AVAILABLE DATA:
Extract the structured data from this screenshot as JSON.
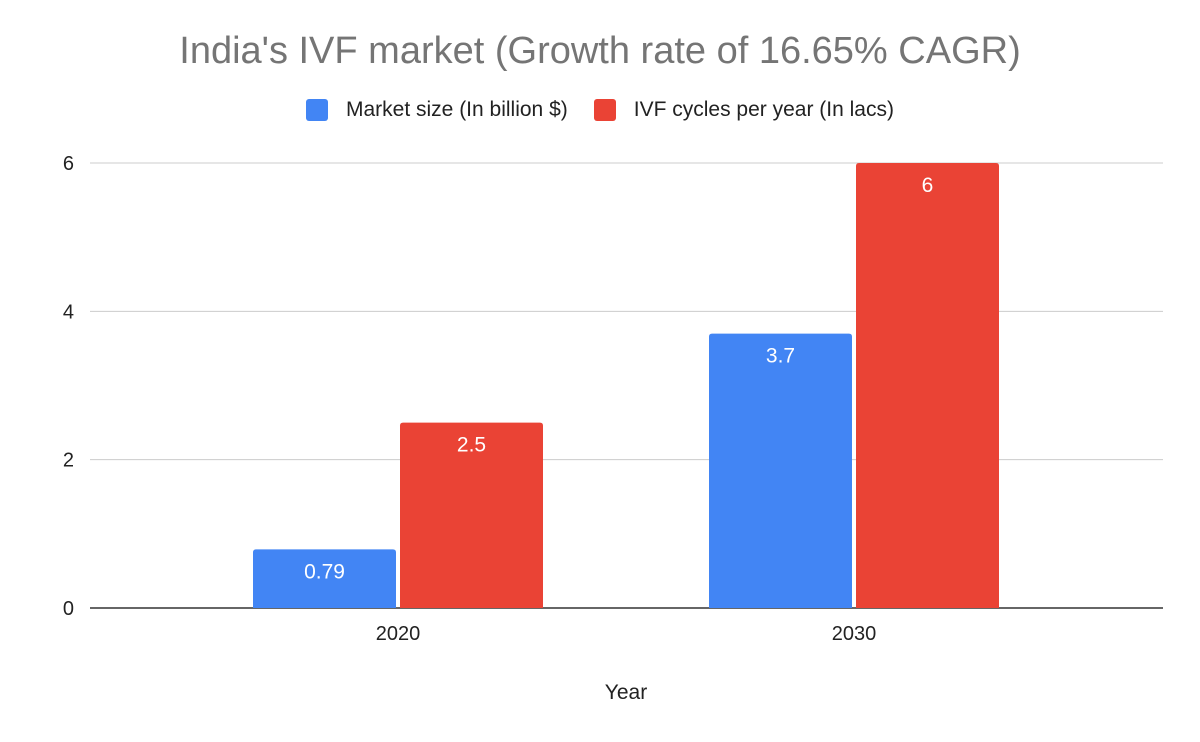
{
  "chart_data": {
    "type": "bar",
    "title": "India's IVF market (Growth rate of 16.65% CAGR)",
    "xlabel": "Year",
    "ylabel": "",
    "categories": [
      "2020",
      "2030"
    ],
    "series": [
      {
        "name": "Market size (In billion $)",
        "values": [
          0.79,
          3.7
        ],
        "labels": [
          "0.79",
          "3.7"
        ],
        "color": "#4285f4"
      },
      {
        "name": "IVF cycles per year (In lacs)",
        "values": [
          2.5,
          6
        ],
        "labels": [
          "2.5",
          "6"
        ],
        "color": "#ea4335"
      }
    ],
    "ylim": [
      0,
      6
    ],
    "yticks": [
      "0",
      "2",
      "4",
      "6"
    ],
    "grid": true,
    "legend_position": "top-center"
  }
}
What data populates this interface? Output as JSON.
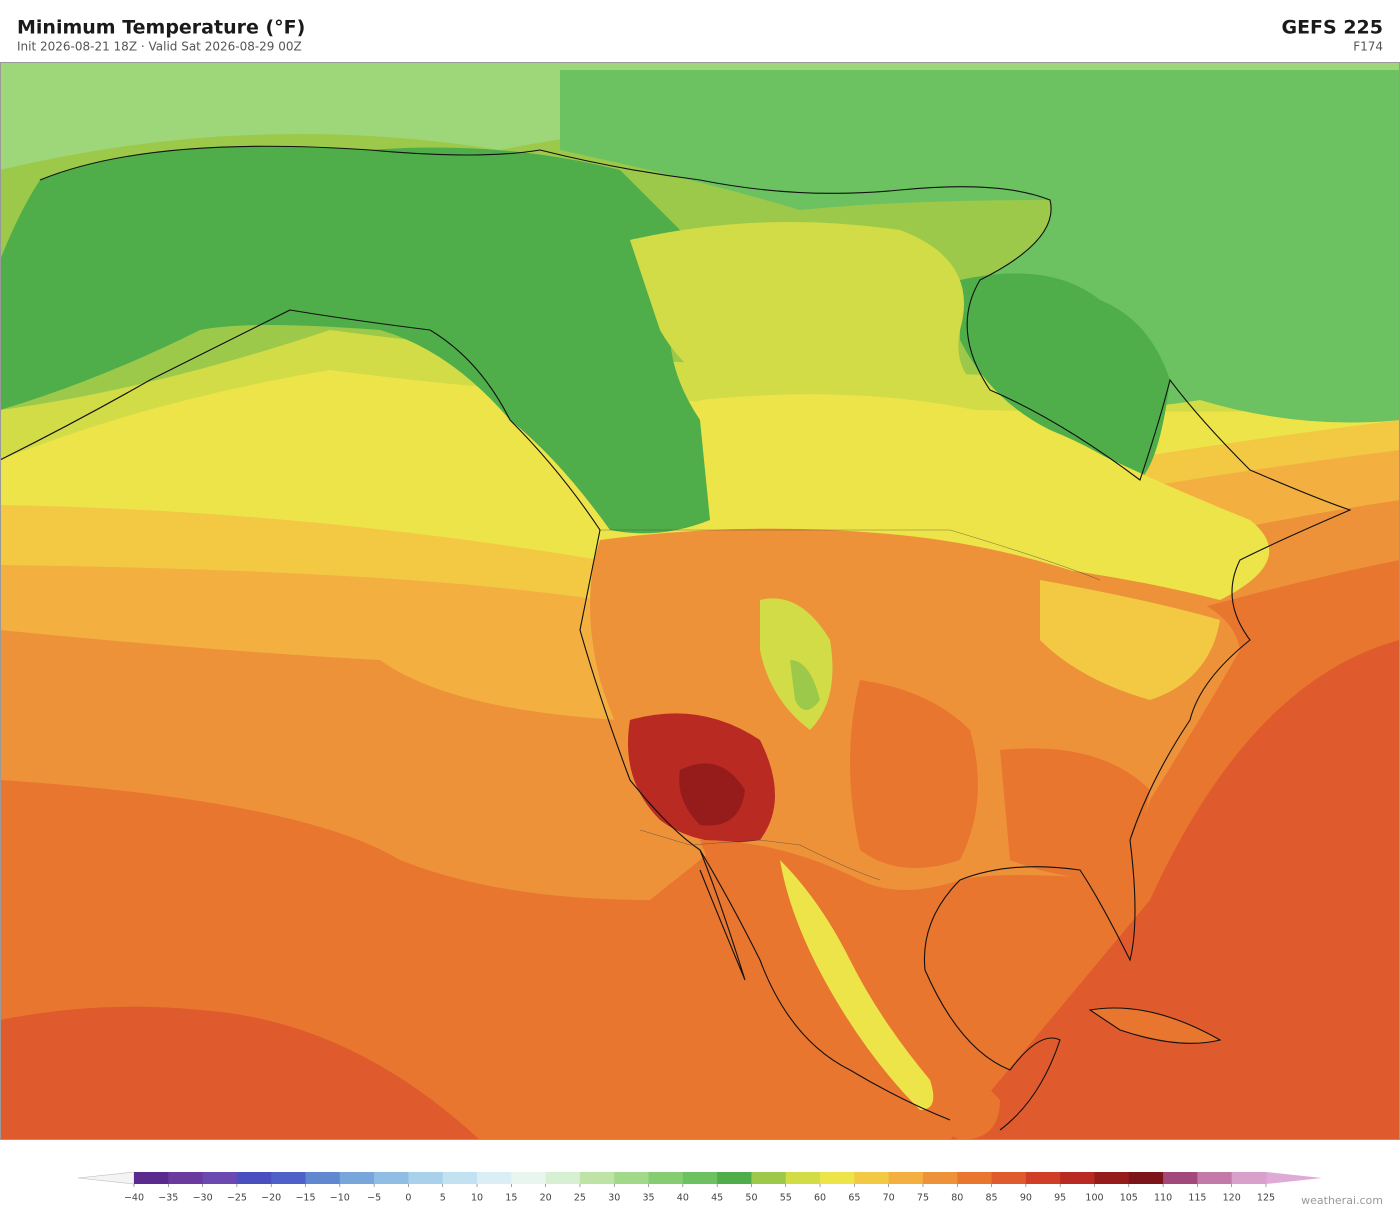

INSTRUCTION: Find the lines holding "name" and list every one.

THE ANSWER:
        "name": "Market size (In billion $)",
        "name": "IVF cycles per year (In lacs)",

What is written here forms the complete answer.